--- Source extract ---
I have an el-cheapo rotary-dial radio in my salle de bains, and it absolutely positively cannot pick up WBOS-FM 92.9 (not that I would ever want to) thanks to nearby WXRV-92.5. Other .4-separated stations do better: 104.1 Boston/104.5 Fitchburg; 106.3 Nashwah*/106.7 Boston. *(When 900 AM returned to Nashua after a lengthy period of silence, the station was then known as WMVU, and its jingle went "WMVU, Nashwah)
 
carmen said:
say we used an outdated mode like AM, and 15khz wide audio like FM. and left 5khz on either side of it for filter rolloff (like the 5khz between WBZ's audio and IBOC sidebands). this would be one station every 40khz, or 20 times as many stations. say we switched to a mode that didnt duplicate sidebands, and fit this in 20khz of space.. 40 times as many stations. or how about DRM at 10khz per station... 80 times as many stations. then say say we used 64 to 88 MHz, putting us around 200 times as many stations as now

Here's the deal: you can have relatively few stations, run locally, with live announcers, real news departments, and people who support their communities and play active roles in local affairs; or you can have lots of automated jukeboxes and satellators programmed by people hundreds of miles away who don't know Medford from Medfield and can't tell you the time of day, let alone keep you informed about important current events. Beginning with Docket 80-90 back in the 1980's, the trend has been toward ever more, ever cheaper channels of programming, and Sirius XM, HD-2, and Internet streams have only accelerated the process.

The problem with more and more stations serving thinner and thinner slices of population is that few of any of them will be able to deliver more than minimal service: wall to wall music, satellite-delivered talk shows, maybe network news at the top of the hour, if that. Even if you consolidate half of them under a new owner and call it "Radio, Incorporated", the principle still applies, because no single channel is going to generate enough revenue to make any level of service beyond the bare minimum worthwhile.

The people of greater Boston may need more and better access to the pubic airwaves, but they surely don't need any new radio stations. Not in my view, at least.

--- Requirements ---
1 – In the text on radio stations, transcribe the passage starting with "Here's the deal: you" and going on through "accelerated the process.".
2 – Answer these questions from the text on radio stations.
(a) Which nearby station keeps the rotary-dial radio from picking up WBOS-FM 92.9?
(b) In the quoted proposal, how much space is left on either side of the audio for filter rolloff?
(c) Which docket is named as the beginning of the trend toward more, cheaper channels of programming?

[Stored data]
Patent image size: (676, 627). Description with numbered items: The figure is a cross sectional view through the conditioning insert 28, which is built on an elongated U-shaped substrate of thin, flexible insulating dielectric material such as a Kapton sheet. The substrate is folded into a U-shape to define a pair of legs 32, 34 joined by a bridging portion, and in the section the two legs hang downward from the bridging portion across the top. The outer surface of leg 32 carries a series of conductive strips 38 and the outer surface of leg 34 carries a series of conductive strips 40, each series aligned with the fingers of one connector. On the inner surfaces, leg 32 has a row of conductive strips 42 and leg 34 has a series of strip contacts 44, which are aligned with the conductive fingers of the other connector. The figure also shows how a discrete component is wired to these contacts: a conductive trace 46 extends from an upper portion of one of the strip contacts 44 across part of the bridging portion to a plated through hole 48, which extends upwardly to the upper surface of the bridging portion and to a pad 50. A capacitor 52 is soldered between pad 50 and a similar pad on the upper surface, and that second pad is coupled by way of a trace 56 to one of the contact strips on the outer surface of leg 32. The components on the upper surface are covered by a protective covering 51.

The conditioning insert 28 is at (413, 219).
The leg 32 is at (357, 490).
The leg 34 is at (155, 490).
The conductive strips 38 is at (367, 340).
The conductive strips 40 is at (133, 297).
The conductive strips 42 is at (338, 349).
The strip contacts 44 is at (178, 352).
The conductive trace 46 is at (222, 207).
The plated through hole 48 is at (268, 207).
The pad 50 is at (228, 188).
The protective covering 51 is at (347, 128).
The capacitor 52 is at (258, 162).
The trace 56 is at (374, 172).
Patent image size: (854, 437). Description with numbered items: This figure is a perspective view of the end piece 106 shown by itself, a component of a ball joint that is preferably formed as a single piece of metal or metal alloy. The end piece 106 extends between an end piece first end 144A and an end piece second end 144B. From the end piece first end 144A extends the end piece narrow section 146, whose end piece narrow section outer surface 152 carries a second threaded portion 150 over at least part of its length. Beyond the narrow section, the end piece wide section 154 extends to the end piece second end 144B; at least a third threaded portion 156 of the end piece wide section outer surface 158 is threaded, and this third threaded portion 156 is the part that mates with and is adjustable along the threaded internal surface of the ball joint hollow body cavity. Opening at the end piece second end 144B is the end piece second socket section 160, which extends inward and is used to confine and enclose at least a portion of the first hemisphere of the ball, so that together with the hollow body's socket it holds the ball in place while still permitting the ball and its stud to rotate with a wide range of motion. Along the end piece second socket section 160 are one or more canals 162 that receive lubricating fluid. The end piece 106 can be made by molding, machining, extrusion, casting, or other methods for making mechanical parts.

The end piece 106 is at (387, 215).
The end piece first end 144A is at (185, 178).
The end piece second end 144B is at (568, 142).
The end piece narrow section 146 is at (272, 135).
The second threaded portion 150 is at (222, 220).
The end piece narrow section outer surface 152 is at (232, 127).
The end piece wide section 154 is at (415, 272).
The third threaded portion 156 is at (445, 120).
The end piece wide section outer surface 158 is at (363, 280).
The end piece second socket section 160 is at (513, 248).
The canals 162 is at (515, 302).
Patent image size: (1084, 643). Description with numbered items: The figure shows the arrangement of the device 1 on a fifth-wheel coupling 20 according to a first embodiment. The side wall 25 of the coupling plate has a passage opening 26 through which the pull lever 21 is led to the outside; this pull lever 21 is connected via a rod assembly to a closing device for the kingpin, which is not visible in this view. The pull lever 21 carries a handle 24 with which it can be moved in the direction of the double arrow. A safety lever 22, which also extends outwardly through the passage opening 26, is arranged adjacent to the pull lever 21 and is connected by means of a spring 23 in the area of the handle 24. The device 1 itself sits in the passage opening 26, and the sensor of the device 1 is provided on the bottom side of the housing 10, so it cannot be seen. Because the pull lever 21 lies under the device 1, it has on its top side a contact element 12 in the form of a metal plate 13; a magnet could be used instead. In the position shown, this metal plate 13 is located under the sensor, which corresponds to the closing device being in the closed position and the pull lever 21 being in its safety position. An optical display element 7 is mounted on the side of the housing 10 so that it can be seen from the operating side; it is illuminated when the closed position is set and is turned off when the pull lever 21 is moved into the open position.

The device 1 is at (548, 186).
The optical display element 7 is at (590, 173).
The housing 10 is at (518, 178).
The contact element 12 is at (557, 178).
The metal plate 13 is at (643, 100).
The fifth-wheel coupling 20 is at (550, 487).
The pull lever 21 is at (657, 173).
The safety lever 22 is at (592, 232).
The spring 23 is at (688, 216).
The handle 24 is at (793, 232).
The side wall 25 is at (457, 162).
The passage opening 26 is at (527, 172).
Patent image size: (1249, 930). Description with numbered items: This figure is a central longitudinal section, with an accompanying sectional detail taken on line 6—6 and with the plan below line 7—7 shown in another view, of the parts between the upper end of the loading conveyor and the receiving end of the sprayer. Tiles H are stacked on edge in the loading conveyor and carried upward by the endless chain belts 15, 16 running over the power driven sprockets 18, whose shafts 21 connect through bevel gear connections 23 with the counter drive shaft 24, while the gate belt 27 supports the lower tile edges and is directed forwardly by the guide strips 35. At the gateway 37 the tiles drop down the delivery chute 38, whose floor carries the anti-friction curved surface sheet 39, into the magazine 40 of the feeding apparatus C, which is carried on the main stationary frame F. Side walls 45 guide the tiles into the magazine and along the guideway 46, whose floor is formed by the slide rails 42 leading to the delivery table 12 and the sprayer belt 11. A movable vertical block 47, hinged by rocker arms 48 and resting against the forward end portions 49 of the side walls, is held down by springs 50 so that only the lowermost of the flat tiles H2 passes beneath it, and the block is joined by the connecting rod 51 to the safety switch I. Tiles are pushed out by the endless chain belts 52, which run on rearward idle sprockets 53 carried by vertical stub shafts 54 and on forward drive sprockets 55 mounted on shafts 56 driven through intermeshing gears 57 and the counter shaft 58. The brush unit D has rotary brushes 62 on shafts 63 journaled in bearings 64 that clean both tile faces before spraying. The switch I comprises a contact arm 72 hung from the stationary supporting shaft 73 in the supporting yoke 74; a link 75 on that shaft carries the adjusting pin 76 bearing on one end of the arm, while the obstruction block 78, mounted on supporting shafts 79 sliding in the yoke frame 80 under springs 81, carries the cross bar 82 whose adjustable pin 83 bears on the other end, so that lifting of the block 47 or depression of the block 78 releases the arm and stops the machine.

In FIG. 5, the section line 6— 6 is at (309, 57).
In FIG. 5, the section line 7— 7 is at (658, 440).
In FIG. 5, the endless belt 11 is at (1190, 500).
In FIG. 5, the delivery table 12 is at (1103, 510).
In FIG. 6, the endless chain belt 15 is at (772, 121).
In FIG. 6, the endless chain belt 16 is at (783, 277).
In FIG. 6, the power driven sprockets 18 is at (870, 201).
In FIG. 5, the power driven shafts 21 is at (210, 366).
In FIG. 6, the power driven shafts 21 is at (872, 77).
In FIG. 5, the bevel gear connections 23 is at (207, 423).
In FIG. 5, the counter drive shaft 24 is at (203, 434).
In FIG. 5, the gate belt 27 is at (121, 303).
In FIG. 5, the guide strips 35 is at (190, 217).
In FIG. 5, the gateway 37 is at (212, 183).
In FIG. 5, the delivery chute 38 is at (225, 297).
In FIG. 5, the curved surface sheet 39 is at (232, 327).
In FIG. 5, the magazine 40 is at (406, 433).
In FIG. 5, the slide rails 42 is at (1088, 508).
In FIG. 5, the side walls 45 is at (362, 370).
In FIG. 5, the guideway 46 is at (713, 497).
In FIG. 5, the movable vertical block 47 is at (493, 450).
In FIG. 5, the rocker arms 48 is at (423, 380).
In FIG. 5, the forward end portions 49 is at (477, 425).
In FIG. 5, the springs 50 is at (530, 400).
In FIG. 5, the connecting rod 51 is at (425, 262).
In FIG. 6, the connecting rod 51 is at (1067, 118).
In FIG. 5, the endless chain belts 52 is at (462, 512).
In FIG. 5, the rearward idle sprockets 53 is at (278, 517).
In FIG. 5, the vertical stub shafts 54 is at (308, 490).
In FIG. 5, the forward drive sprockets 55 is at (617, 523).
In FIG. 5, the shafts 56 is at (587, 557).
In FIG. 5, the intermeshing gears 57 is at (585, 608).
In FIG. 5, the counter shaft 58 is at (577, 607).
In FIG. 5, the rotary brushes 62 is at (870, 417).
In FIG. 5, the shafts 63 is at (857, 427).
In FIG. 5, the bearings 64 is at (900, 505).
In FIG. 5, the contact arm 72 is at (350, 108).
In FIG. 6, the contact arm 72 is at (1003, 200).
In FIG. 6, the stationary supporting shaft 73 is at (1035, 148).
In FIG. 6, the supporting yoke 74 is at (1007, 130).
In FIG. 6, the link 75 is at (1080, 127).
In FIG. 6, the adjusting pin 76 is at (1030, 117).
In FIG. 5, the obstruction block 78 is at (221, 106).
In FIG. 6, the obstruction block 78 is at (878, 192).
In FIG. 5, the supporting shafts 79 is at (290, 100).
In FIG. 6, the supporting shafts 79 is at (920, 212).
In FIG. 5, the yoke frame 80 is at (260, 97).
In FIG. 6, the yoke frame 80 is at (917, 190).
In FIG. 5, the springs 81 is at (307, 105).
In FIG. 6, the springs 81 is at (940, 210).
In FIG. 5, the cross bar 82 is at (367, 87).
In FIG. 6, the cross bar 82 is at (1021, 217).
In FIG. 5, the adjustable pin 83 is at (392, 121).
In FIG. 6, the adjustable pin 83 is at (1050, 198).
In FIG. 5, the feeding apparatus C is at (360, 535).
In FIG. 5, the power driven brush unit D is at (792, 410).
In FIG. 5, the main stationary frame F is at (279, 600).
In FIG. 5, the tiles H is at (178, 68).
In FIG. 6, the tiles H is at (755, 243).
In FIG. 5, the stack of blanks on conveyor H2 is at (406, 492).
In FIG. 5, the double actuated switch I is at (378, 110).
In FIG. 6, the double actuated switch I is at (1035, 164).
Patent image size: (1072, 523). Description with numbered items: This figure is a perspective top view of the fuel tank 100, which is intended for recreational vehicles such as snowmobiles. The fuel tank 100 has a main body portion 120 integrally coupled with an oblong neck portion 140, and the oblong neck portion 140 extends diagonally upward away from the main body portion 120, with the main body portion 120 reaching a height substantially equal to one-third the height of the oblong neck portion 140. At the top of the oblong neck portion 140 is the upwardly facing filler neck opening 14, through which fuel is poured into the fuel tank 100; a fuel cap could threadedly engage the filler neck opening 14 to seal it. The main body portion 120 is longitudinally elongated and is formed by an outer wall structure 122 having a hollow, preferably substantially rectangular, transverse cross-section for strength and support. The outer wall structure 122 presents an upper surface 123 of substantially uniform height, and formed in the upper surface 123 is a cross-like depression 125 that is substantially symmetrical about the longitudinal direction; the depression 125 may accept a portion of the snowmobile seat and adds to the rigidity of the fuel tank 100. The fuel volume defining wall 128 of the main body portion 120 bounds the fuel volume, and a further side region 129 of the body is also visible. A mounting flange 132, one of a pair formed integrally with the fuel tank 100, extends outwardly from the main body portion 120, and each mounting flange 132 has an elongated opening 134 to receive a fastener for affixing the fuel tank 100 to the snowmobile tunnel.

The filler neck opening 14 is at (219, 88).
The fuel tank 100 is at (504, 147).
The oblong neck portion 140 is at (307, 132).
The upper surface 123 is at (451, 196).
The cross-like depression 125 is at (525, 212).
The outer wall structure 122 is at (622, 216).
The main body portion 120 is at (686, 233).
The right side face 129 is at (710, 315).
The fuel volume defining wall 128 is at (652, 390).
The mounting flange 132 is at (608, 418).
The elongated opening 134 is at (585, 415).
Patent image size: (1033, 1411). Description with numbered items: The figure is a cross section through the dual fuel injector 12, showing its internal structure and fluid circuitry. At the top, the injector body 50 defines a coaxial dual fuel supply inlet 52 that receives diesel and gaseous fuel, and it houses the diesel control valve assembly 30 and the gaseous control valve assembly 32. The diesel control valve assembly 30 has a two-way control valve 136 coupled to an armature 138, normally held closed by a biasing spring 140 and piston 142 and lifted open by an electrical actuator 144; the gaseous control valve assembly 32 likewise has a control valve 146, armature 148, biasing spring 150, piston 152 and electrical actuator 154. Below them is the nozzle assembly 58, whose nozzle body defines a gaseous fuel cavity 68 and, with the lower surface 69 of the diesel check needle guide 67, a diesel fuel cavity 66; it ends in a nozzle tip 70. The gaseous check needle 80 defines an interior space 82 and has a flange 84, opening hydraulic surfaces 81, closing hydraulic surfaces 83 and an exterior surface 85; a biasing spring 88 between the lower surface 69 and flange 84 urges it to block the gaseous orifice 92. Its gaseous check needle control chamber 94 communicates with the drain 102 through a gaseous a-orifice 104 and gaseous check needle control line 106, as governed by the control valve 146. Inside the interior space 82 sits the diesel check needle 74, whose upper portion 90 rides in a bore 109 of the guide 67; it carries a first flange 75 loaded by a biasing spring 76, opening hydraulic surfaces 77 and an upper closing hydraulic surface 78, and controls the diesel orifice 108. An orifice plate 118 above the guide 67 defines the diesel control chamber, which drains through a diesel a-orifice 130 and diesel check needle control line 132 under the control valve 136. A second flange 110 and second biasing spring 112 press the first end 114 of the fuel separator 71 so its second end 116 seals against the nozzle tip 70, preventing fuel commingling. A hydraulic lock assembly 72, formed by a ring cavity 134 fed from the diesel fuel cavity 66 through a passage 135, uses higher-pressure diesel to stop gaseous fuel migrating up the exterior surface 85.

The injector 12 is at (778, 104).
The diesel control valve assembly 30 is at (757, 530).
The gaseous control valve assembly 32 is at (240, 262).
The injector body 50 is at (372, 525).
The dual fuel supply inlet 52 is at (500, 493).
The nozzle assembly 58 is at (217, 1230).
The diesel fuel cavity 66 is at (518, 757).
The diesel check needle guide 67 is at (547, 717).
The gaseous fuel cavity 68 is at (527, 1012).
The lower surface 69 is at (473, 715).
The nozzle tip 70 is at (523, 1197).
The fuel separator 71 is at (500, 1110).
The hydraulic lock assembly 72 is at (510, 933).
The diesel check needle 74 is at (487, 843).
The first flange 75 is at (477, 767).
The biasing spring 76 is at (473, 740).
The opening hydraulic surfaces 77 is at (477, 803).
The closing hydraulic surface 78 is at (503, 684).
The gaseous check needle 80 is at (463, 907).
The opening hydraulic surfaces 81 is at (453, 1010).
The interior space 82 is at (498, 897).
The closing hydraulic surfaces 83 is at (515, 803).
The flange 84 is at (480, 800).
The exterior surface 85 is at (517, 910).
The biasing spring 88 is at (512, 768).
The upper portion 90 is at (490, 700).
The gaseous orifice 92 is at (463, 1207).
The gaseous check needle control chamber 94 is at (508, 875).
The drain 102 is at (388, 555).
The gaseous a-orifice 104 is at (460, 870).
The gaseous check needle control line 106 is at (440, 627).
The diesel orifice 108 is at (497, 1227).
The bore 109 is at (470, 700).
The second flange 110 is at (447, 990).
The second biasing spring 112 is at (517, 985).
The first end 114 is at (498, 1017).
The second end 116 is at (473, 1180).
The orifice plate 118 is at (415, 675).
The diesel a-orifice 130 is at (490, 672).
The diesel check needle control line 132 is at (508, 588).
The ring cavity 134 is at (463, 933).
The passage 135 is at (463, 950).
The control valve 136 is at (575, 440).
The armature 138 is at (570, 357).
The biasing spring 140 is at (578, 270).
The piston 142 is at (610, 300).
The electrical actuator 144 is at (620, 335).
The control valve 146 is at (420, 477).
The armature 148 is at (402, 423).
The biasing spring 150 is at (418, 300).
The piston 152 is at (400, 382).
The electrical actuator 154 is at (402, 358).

--- Results of the exercise ---
1 –
Here's the deal: you can have relatively few stations, run locally, with live announcers, real news departments, and people who support their communities and play active roles in local affairs; or you can have lots of automated jukeboxes and satellators programmed by people hundreds of miles away who don't know Medford from Medfield and can't tell you the time of day, let alone keep you informed about important current events. Beginning with Docket 80-90 back in the 1980's, the trend has been toward ever more, ever cheaper channels of programming, and Sirius XM, HD-2, and Internet streams have only accelerated the process.

2 –
(a) WXRV-92.5
(b) 5khz
(c) Docket 80-90